[start Stored rows]

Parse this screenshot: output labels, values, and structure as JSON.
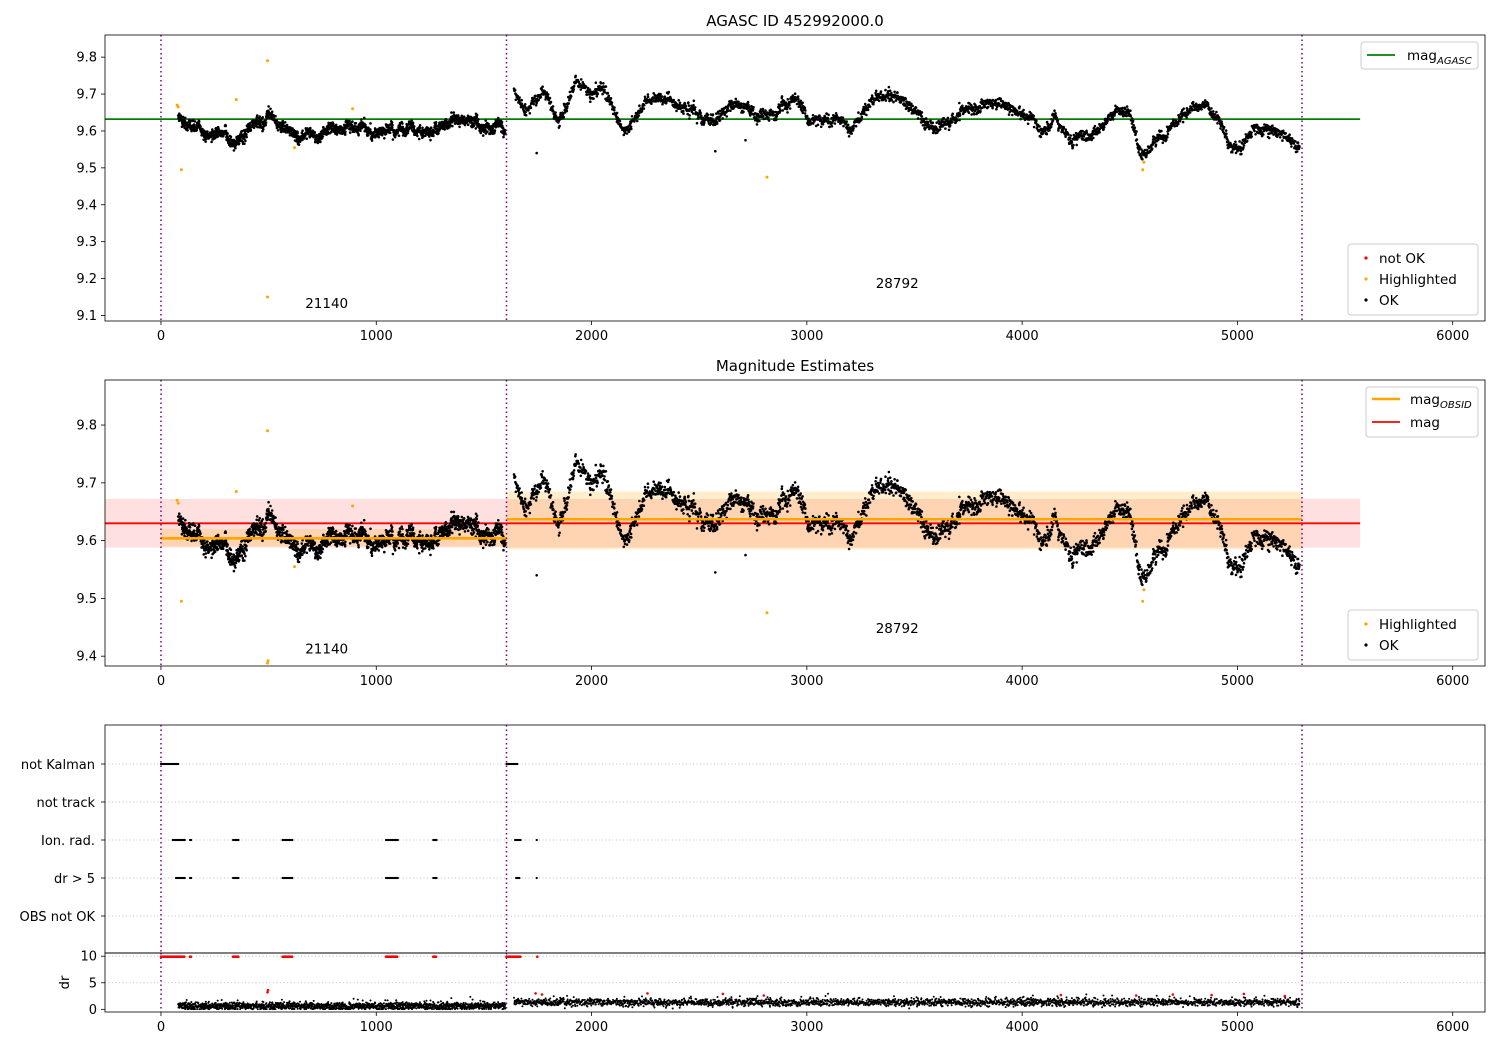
{
  "figure": {
    "obs_boundaries": [
      0,
      1605,
      5300
    ],
    "colors": {
      "boundary": "#800080",
      "ok": "#000000",
      "highlighted": "#ffa500",
      "not_ok": "#ff0000",
      "mag_agasc": "#008000",
      "mag_obsid": "#ffa500",
      "mag": "#ff0000",
      "grid": "#b0b0b0"
    }
  },
  "chart_data": [
    {
      "type": "scatter",
      "title": "AGASC ID 452992000.0",
      "xlim": [
        -260,
        6150
      ],
      "ylim": [
        9.085,
        9.86
      ],
      "xticks": [
        "0",
        "1000",
        "2000",
        "3000",
        "4000",
        "5000",
        "6000"
      ],
      "yticks": [
        "9.1",
        "9.2",
        "9.3",
        "9.4",
        "9.5",
        "9.6",
        "9.7",
        "9.8"
      ],
      "lines": [
        {
          "name": "mag_AGASC",
          "label_base": "mag",
          "label_sub": "AGASC",
          "y": 9.632,
          "x": [
            -260,
            5570
          ],
          "color": "#008000"
        }
      ],
      "legend_lines": {
        "position": "upper right"
      },
      "legend_points": {
        "position": "lower right",
        "entries": [
          "not OK",
          "Highlighted",
          "OK"
        ]
      },
      "annotations": [
        {
          "text": "21140",
          "x": 800,
          "y": 9.12
        },
        {
          "text": "28792",
          "x": 3450,
          "y": 9.175
        }
      ],
      "segments": [
        {
          "x": [
            80,
            200,
            350,
            500,
            650,
            800,
            950,
            1100,
            1250,
            1400,
            1500,
            1600
          ],
          "y": [
            9.64,
            9.595,
            9.59,
            9.63,
            9.575,
            9.605,
            9.61,
            9.6,
            9.595,
            9.63,
            9.615,
            9.6
          ]
        },
        {
          "x": [
            1640,
            1700,
            1780,
            1850,
            1920,
            2000,
            2060,
            2150,
            2250,
            2350,
            2450,
            2550,
            2650,
            2750,
            2850,
            2950,
            3020,
            3100,
            3200,
            3300,
            3400,
            3500,
            3600,
            3700,
            3800,
            3900,
            4000,
            4080,
            4150,
            4250,
            4350,
            4450,
            4500,
            4550,
            4600,
            4680,
            4750,
            4850,
            4950,
            5000,
            5100,
            5200,
            5290
          ],
          "y": [
            9.71,
            9.67,
            9.7,
            9.63,
            9.715,
            9.69,
            9.7,
            9.595,
            9.68,
            9.69,
            9.655,
            9.625,
            9.67,
            9.655,
            9.65,
            9.68,
            9.62,
            9.63,
            9.615,
            9.69,
            9.7,
            9.66,
            9.6,
            9.645,
            9.655,
            9.68,
            9.64,
            9.59,
            9.63,
            9.59,
            9.62,
            9.65,
            9.645,
            9.53,
            9.545,
            9.6,
            9.65,
            9.67,
            9.59,
            9.575,
            9.6,
            9.6,
            9.55
          ]
        }
      ],
      "highlighted": [
        {
          "x": 75,
          "y": 9.67
        },
        {
          "x": 80,
          "y": 9.665
        },
        {
          "x": 95,
          "y": 9.495
        },
        {
          "x": 350,
          "y": 9.685
        },
        {
          "x": 495,
          "y": 9.79
        },
        {
          "x": 495,
          "y": 9.15
        },
        {
          "x": 620,
          "y": 9.555
        },
        {
          "x": 890,
          "y": 9.66
        },
        {
          "x": 2815,
          "y": 9.475
        },
        {
          "x": 4560,
          "y": 9.495
        },
        {
          "x": 4565,
          "y": 9.515
        }
      ],
      "ok_outliers": [
        {
          "x": 1745,
          "y": 9.54
        },
        {
          "x": 2575,
          "y": 9.545
        },
        {
          "x": 2715,
          "y": 9.575
        }
      ]
    },
    {
      "type": "scatter",
      "title": "Magnitude Estimates",
      "xlim": [
        -260,
        6150
      ],
      "ylim": [
        9.383,
        9.878
      ],
      "xticks": [
        "0",
        "1000",
        "2000",
        "3000",
        "4000",
        "5000",
        "6000"
      ],
      "yticks": [
        "9.4",
        "9.5",
        "9.6",
        "9.7",
        "9.8"
      ],
      "lines": [
        {
          "name": "mag_OBSID",
          "label_base": "mag",
          "label_sub": "OBSID",
          "color": "#ffa500",
          "segments": [
            {
              "x": [
                0,
                1605
              ],
              "y": 9.604,
              "band": [
                9.59,
                9.62
              ]
            },
            {
              "x": [
                1605,
                5300
              ],
              "y": 9.637,
              "band": [
                9.585,
                9.685
              ]
            }
          ]
        },
        {
          "name": "mag",
          "label_base": "mag",
          "label_sub": "",
          "color": "#ff0000",
          "y": 9.63,
          "x": [
            -260,
            5570
          ],
          "band": [
            9.588,
            9.672
          ]
        }
      ],
      "legend_lines": {
        "position": "upper right"
      },
      "legend_points": {
        "position": "lower right",
        "entries": [
          "Highlighted",
          "OK"
        ]
      },
      "annotations": [
        {
          "text": "21140",
          "x": 800,
          "y": 9.405
        },
        {
          "text": "28792",
          "x": 3450,
          "y": 9.44
        }
      ],
      "highlighted_extra": [
        {
          "x": 495,
          "y": 9.388
        },
        {
          "x": 497,
          "y": 9.392
        }
      ]
    },
    {
      "type": "scatter",
      "title": "",
      "xlim": [
        -260,
        6150
      ],
      "xticks": [
        "0",
        "1000",
        "2000",
        "3000",
        "4000",
        "5000",
        "6000"
      ],
      "flag_categories": [
        "not Kalman",
        "not track",
        "Ion. rad.",
        "dr > 5",
        "OBS not OK"
      ],
      "flags": {
        "not Kalman": [
          [
            0,
            80
          ],
          [
            1605,
            1655
          ]
        ],
        "not track": [],
        "Ion. rad.": [
          [
            55,
            110
          ],
          [
            135,
            140
          ],
          [
            335,
            360
          ],
          [
            565,
            610
          ],
          [
            1045,
            1100
          ],
          [
            1265,
            1280
          ],
          [
            1645,
            1670
          ],
          [
            1745,
            1748
          ]
        ],
        "dr > 5": [
          [
            70,
            110
          ],
          [
            135,
            140
          ],
          [
            335,
            360
          ],
          [
            565,
            610
          ],
          [
            1045,
            1100
          ],
          [
            1265,
            1280
          ],
          [
            1650,
            1665
          ],
          [
            1745,
            1748
          ]
        ],
        "OBS not OK": []
      },
      "dr_ylabel": "dr",
      "dr_yticks": [
        "0",
        "5",
        "10"
      ],
      "dr_ylim": [
        -0.5,
        10.6
      ],
      "dr_clipped": [
        [
          0,
          110
        ],
        [
          135,
          140
        ],
        [
          335,
          360
        ],
        [
          565,
          610
        ],
        [
          1045,
          1100
        ],
        [
          1265,
          1280
        ],
        [
          1605,
          1670
        ],
        [
          1748,
          1750
        ]
      ],
      "dr_red_points": [
        {
          "x": 495,
          "y": 3.2
        },
        {
          "x": 497,
          "y": 3.6
        },
        {
          "x": 1740,
          "y": 3.0
        },
        {
          "x": 1770,
          "y": 2.8
        },
        {
          "x": 2260,
          "y": 3.0
        },
        {
          "x": 2610,
          "y": 2.9
        },
        {
          "x": 2800,
          "y": 2.6
        },
        {
          "x": 4180,
          "y": 2.7
        },
        {
          "x": 4530,
          "y": 2.6
        },
        {
          "x": 4700,
          "y": 2.8
        },
        {
          "x": 4880,
          "y": 2.7
        },
        {
          "x": 5030,
          "y": 2.9
        },
        {
          "x": 5220,
          "y": 2.5
        }
      ]
    }
  ]
}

[end Stored rows]

## Your instructions
For each line of the listing that holds the word "name", show that line.

## Task output
          "name": "mag_AGASC",
          "name": "mag_OBSID",
          "name": "mag",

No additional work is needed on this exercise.